Goal:
Copy out each line that includes the word "Frücht".

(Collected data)
------------------------------------------------------------------------
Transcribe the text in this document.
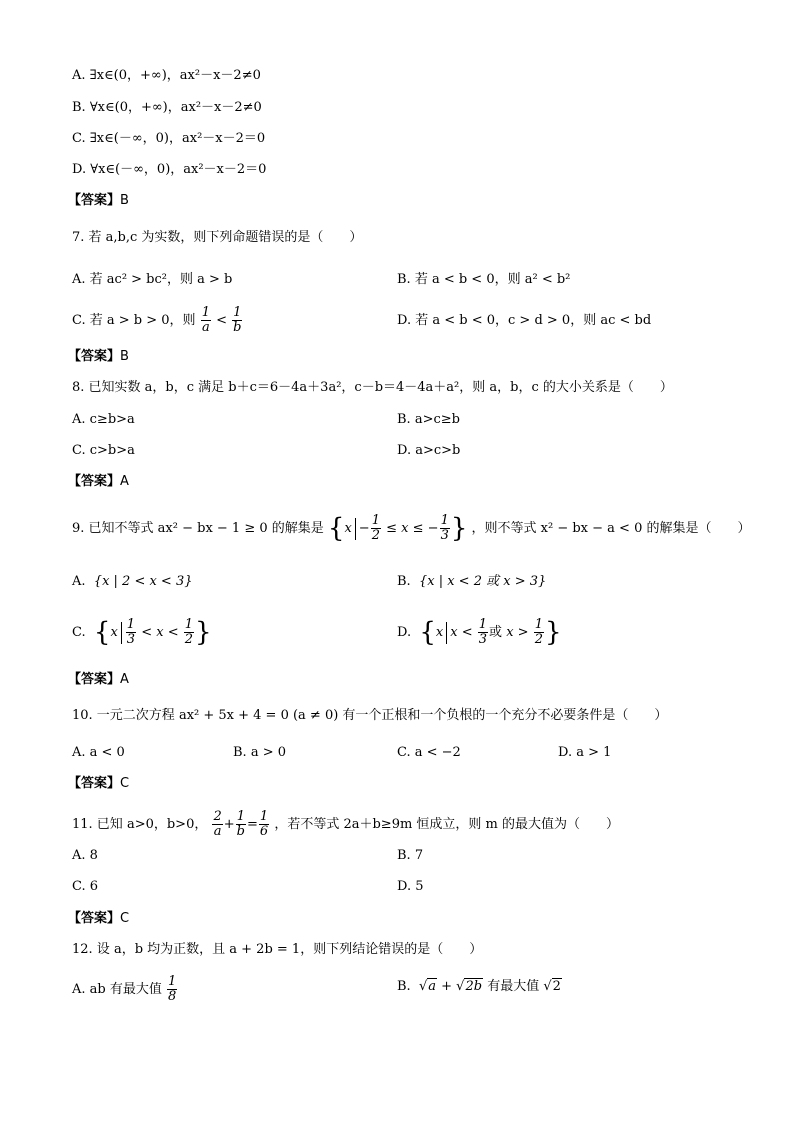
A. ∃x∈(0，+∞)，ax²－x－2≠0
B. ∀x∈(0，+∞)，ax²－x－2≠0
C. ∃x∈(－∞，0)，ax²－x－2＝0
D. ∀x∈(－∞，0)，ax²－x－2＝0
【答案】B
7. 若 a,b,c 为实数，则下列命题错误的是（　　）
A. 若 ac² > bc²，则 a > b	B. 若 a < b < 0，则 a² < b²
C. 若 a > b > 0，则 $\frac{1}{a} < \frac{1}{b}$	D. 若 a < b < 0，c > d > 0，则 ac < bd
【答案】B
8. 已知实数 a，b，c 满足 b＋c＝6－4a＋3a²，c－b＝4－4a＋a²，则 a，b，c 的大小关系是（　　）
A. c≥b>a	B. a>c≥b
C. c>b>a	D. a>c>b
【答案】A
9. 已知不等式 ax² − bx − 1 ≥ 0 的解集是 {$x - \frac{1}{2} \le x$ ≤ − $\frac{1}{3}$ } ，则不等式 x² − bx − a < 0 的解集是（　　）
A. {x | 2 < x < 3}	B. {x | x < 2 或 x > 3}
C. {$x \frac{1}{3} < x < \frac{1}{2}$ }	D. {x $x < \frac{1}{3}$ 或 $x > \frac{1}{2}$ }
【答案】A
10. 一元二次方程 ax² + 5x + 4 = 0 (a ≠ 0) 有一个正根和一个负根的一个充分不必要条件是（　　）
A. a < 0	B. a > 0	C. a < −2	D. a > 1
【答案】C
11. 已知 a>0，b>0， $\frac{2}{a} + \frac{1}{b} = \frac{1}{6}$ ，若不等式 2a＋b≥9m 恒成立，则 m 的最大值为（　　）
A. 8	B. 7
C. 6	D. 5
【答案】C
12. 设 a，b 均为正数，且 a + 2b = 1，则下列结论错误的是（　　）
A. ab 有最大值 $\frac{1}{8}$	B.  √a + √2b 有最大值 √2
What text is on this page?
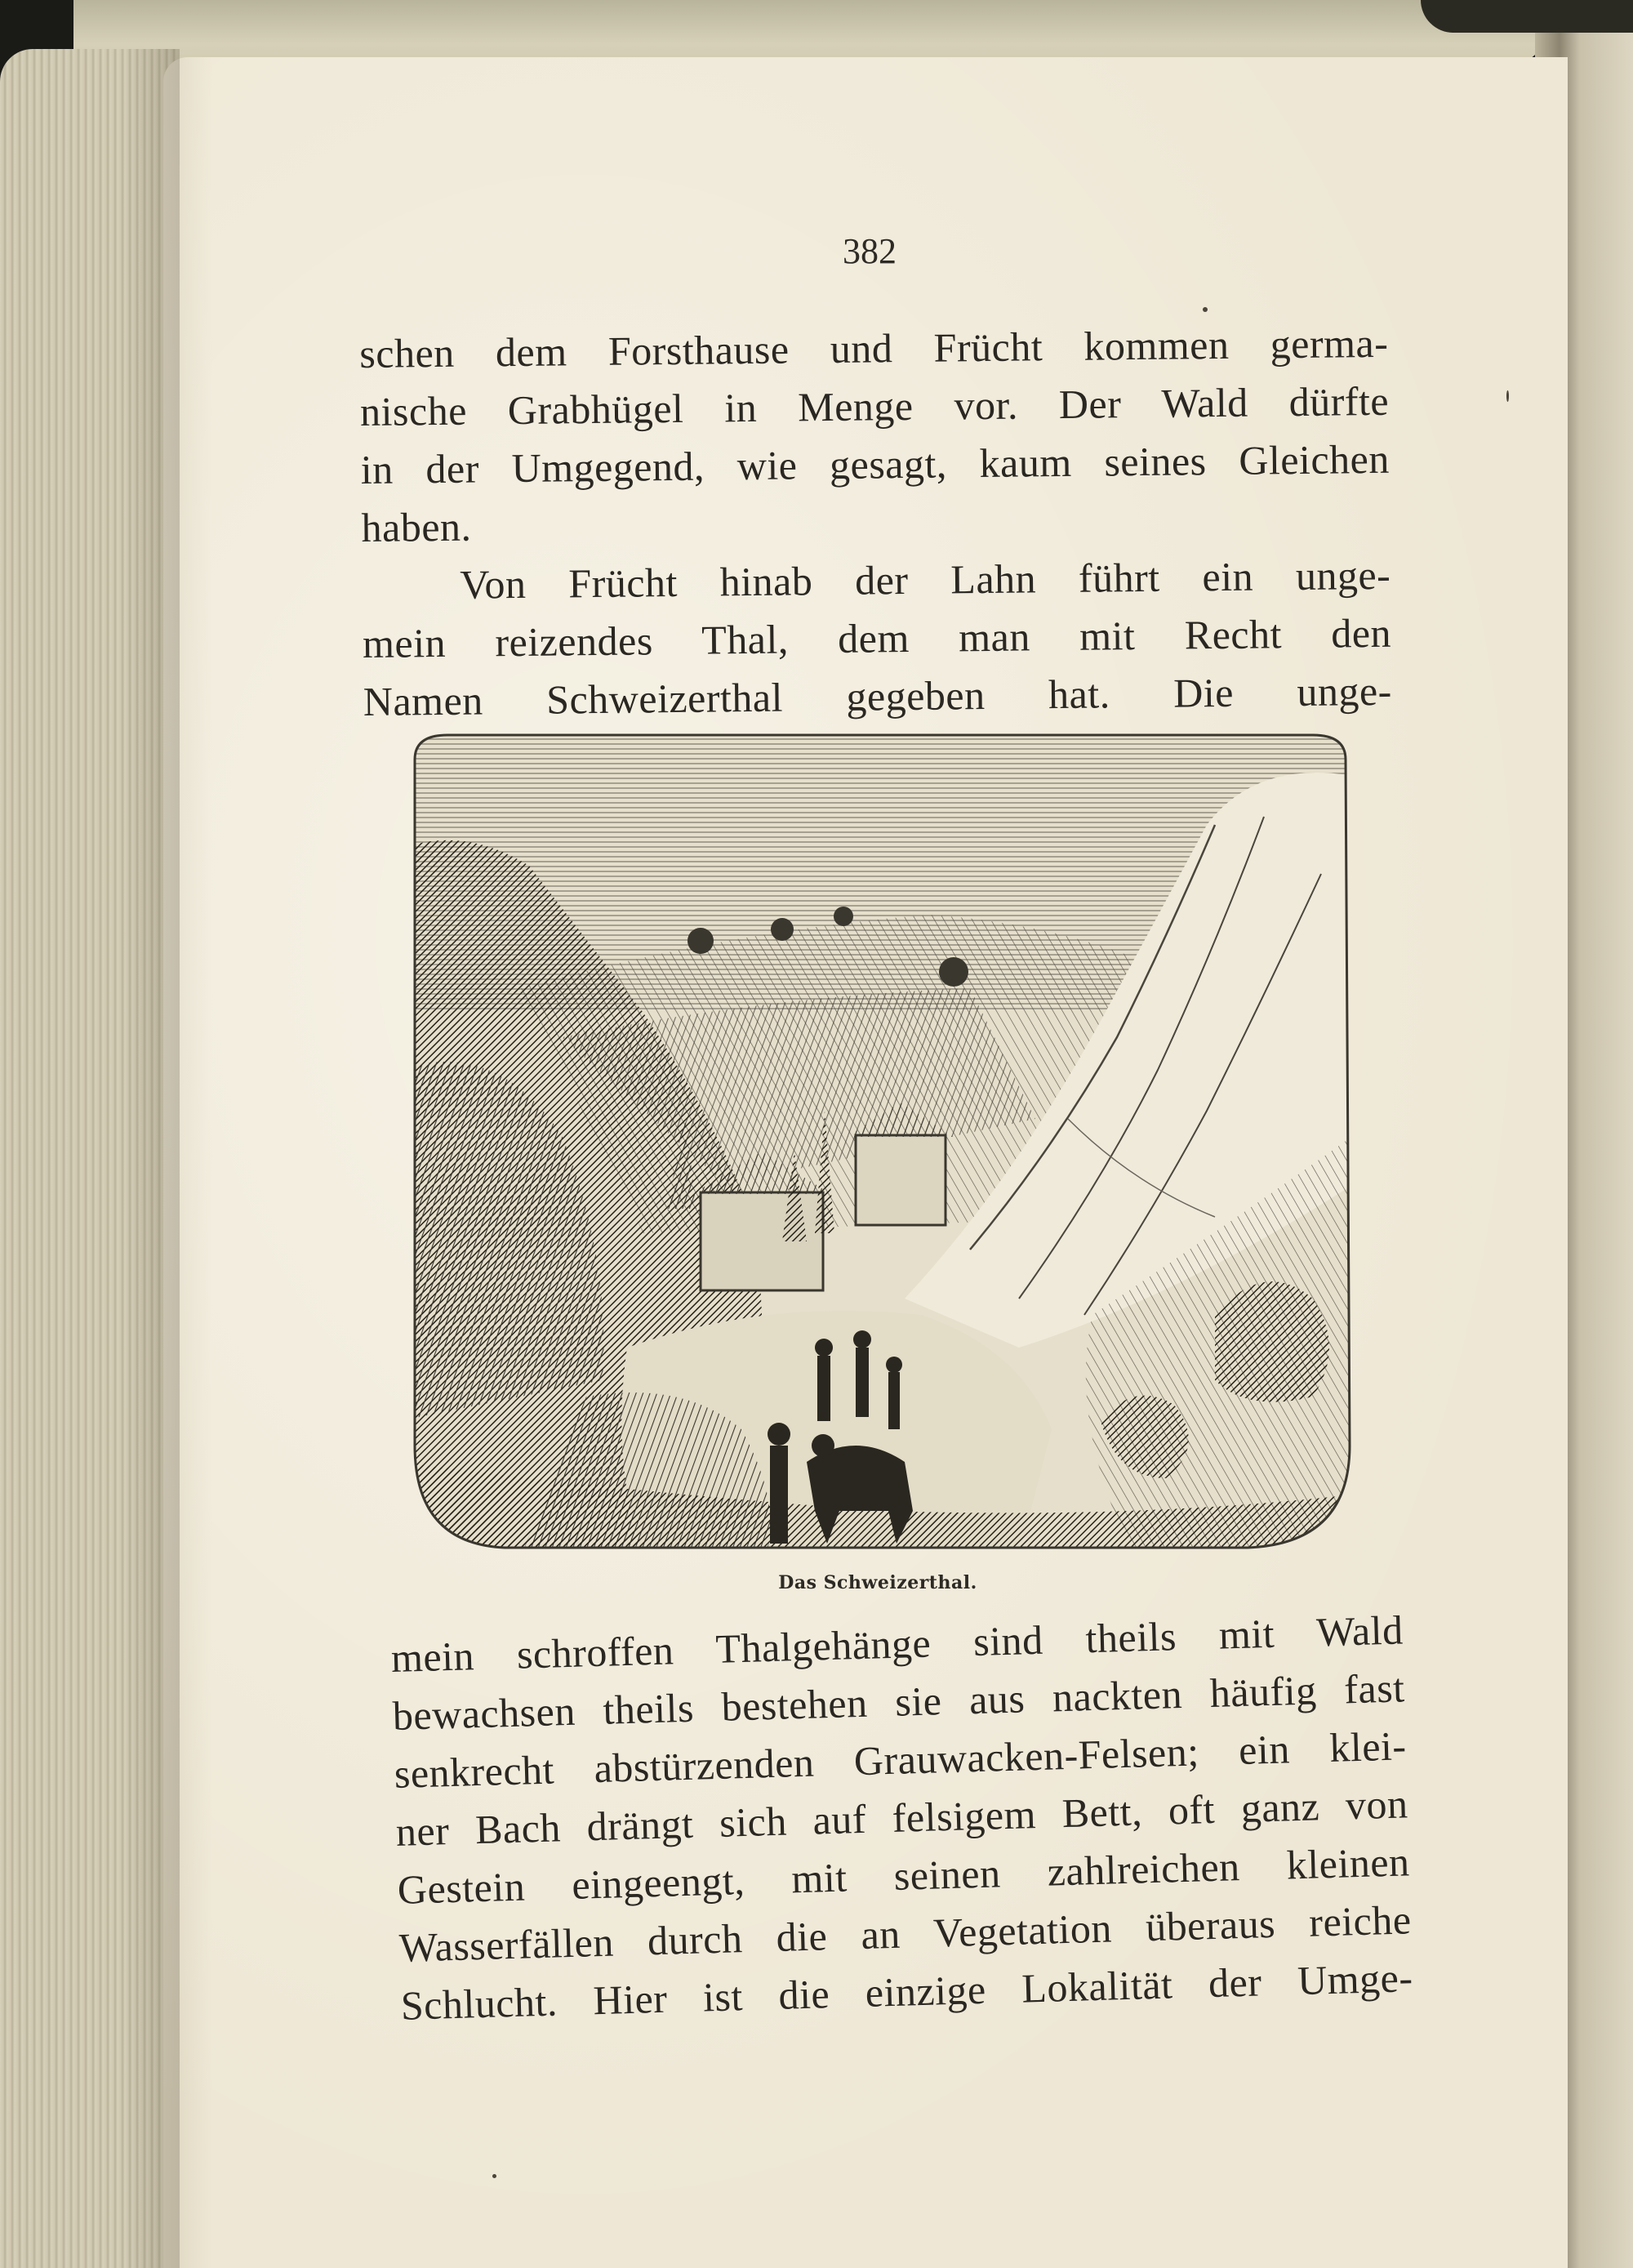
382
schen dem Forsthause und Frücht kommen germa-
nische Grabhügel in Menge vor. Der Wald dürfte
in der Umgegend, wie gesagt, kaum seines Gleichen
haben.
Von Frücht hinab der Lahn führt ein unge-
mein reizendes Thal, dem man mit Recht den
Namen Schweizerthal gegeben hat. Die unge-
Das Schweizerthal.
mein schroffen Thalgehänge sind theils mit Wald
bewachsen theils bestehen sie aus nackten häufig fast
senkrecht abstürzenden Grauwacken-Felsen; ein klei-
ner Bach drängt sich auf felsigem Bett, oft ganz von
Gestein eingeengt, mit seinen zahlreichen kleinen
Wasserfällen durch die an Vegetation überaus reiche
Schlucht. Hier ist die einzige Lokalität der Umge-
------------------------------------------------------------------------
Task output:
schen dem Forsthause und Frücht kommen germa-
Von Frücht hinab der Lahn führt ein unge-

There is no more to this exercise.